DATA EXTRACT

>>>

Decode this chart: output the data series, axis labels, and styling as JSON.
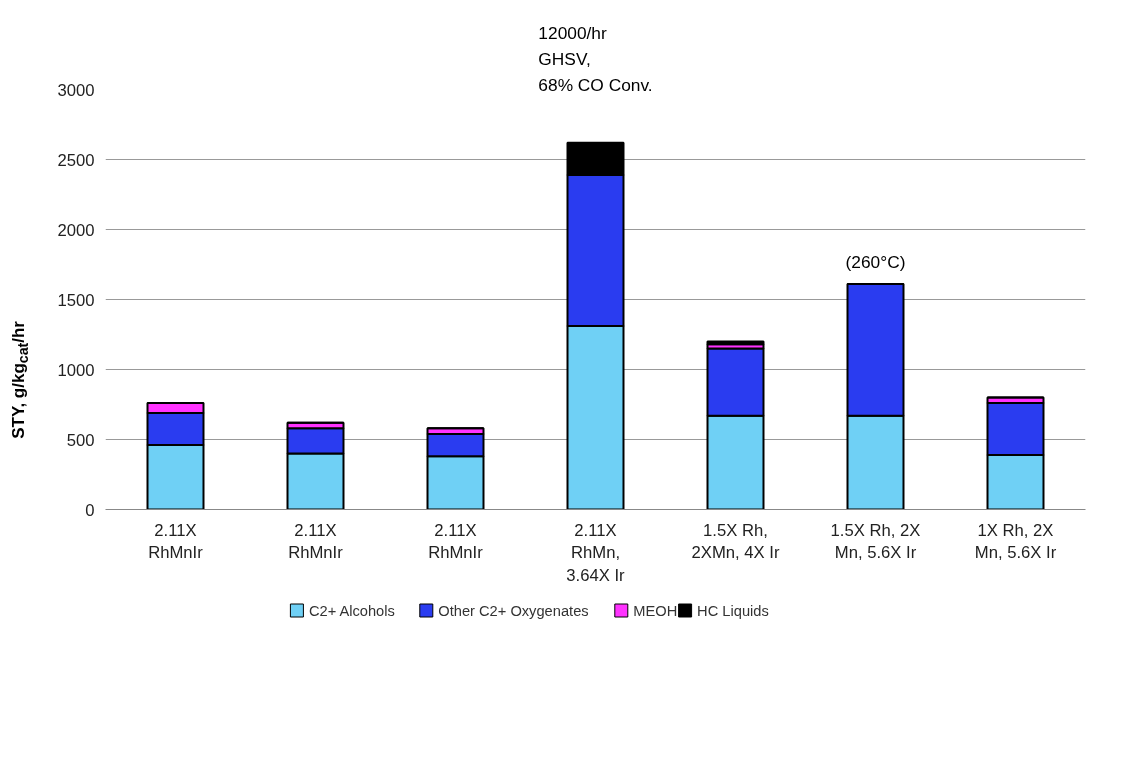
{
  "chart_data": {
    "type": "bar",
    "stacked": true,
    "ylabel": "STY, g/kg$_{cat}$/hr",
    "categories": [
      "2.11X\nRhMnIr",
      "2.11X\nRhMnIr",
      "2.11X\nRhMnIr",
      "2.11X\nRhMn,\n3.64X Ir",
      "1.5X Rh,\n2XMn, 4X Ir",
      "1.5X Rh, 2X\nMn, 5.6X Ir",
      "1X Rh, 2X\nMn, 5.6X Ir"
    ],
    "series": [
      {
        "name": "C2+ Alcohols",
        "color": "#6fd0f5",
        "values": [
          460,
          400,
          380,
          1310,
          670,
          670,
          390
        ]
      },
      {
        "name": "Other C2+ Oxygenates",
        "color": "#2a3cf0",
        "values": [
          230,
          180,
          160,
          1080,
          480,
          940,
          370
        ]
      },
      {
        "name": "MEOH",
        "color": "#ff33ff",
        "values": [
          70,
          40,
          40,
          0,
          30,
          0,
          40
        ]
      },
      {
        "name": "HC Liquids",
        "color": "#000000",
        "values": [
          0,
          0,
          0,
          230,
          20,
          0,
          0
        ]
      }
    ],
    "ylim": [
      0,
      3000
    ],
    "yticks": [
      0,
      500,
      1000,
      1500,
      2000,
      2500,
      3000
    ],
    "grid": "y",
    "legend": "bottom",
    "annotations": [
      {
        "text": "12000/hr\nGHSV,\n68% CO Conv.",
        "x": "2.11X\nRhMn,\n3.64X Ir",
        "y": 2615
      },
      {
        "text": "(260°C)",
        "x": "1.5X Rh, 2X\nMn, 5.6X Ir",
        "y": 1610
      }
    ]
  }
}
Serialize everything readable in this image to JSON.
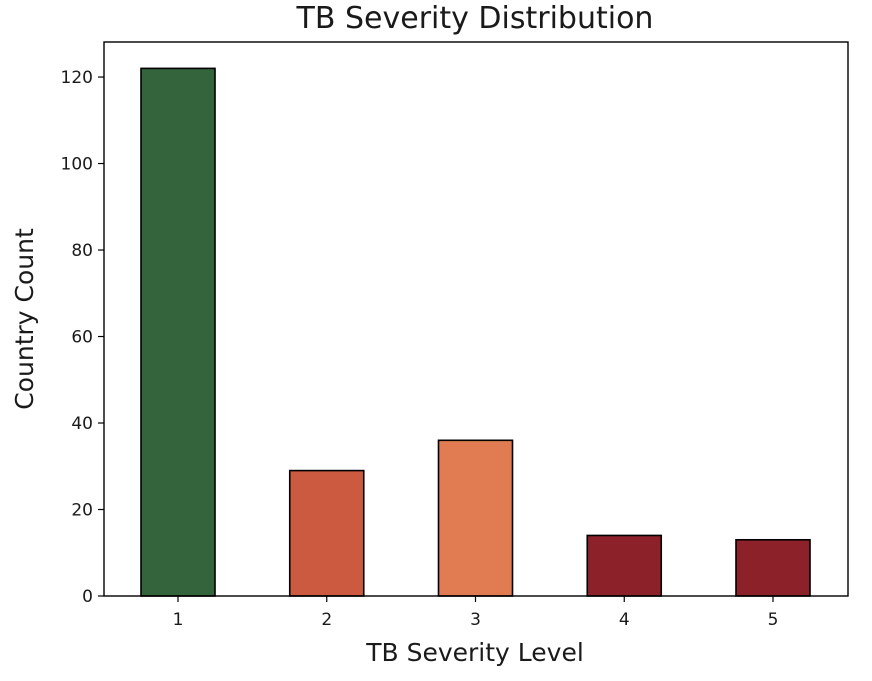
{
  "chart_data": {
    "type": "bar",
    "title": "TB Severity Distribution",
    "xlabel": "TB Severity Level",
    "ylabel": "Country Count",
    "categories": [
      "1",
      "2",
      "3",
      "4",
      "5"
    ],
    "values": [
      122,
      29,
      36,
      14,
      13
    ],
    "colors": [
      "#33643c",
      "#cc5a40",
      "#e07b52",
      "#8c212a",
      "#8c212a"
    ],
    "ylim": [
      0,
      128.1
    ],
    "yticks": [
      0,
      20,
      40,
      60,
      80,
      100,
      120
    ],
    "grid": false,
    "legend": "none"
  }
}
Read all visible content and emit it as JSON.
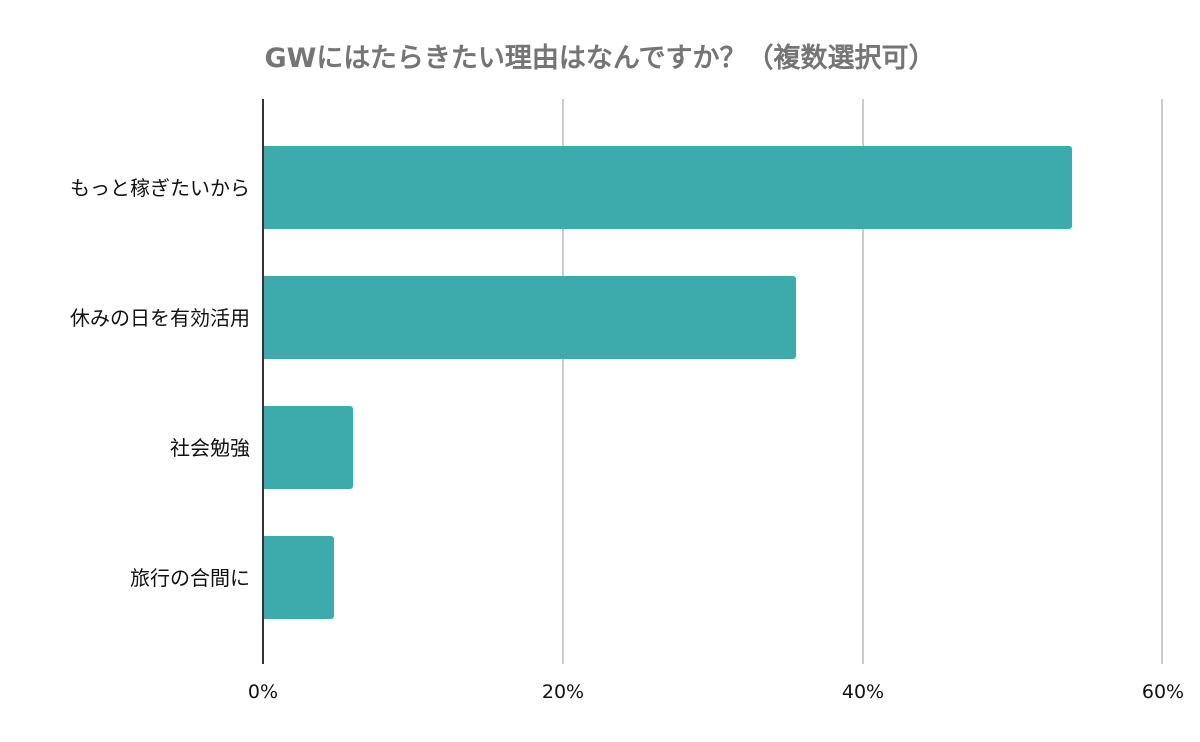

<<<

INSTRUCTION
Each entry should be repeated exactly as it appears; the pictures stay out.

FULL RESPONSE
Decode this chart: output the data series, axis labels, and styling as JSON.
{
  "chart_data": {
    "type": "bar",
    "stacked": true,
    "ylabel": "STY, g/kg$_{cat}$/hr",
    "categories": [
      "2.11X\nRhMnIr",
      "2.11X\nRhMnIr",
      "2.11X\nRhMnIr",
      "2.11X\nRhMn,\n3.64X Ir",
      "1.5X Rh,\n2XMn, 4X Ir",
      "1.5X Rh, 2X\nMn, 5.6X Ir",
      "1X Rh, 2X\nMn, 5.6X Ir"
    ],
    "series": [
      {
        "name": "C2+ Alcohols",
        "color": "#6fd0f5",
        "values": [
          460,
          400,
          380,
          1310,
          670,
          670,
          390
        ]
      },
      {
        "name": "Other C2+ Oxygenates",
        "color": "#2a3cf0",
        "values": [
          230,
          180,
          160,
          1080,
          480,
          940,
          370
        ]
      },
      {
        "name": "MEOH",
        "color": "#ff33ff",
        "values": [
          70,
          40,
          40,
          0,
          30,
          0,
          40
        ]
      },
      {
        "name": "HC Liquids",
        "color": "#000000",
        "values": [
          0,
          0,
          0,
          230,
          20,
          0,
          0
        ]
      }
    ],
    "ylim": [
      0,
      3000
    ],
    "yticks": [
      0,
      500,
      1000,
      1500,
      2000,
      2500,
      3000
    ],
    "grid": "y",
    "legend": "bottom",
    "annotations": [
      {
        "text": "12000/hr\nGHSV,\n68% CO Conv.",
        "x": "2.11X\nRhMn,\n3.64X Ir",
        "y": 2615
      },
      {
        "text": "(260°C)",
        "x": "1.5X Rh, 2X\nMn, 5.6X Ir",
        "y": 1610
      }
    ]
  }
}
Serialize everything readable in this image to JSON.
{
  "chart_data": {
    "type": "bar",
    "title": "TB Severity Distribution",
    "xlabel": "TB Severity Level",
    "ylabel": "Country Count",
    "categories": [
      "1",
      "2",
      "3",
      "4",
      "5"
    ],
    "values": [
      122,
      29,
      36,
      14,
      13
    ],
    "colors": [
      "#33643c",
      "#cc5a40",
      "#e07b52",
      "#8c212a",
      "#8c212a"
    ],
    "ylim": [
      0,
      128.1
    ],
    "yticks": [
      0,
      20,
      40,
      60,
      80,
      100,
      120
    ],
    "grid": false,
    "legend": "none"
  }
}
Read all visible content and emit it as JSON.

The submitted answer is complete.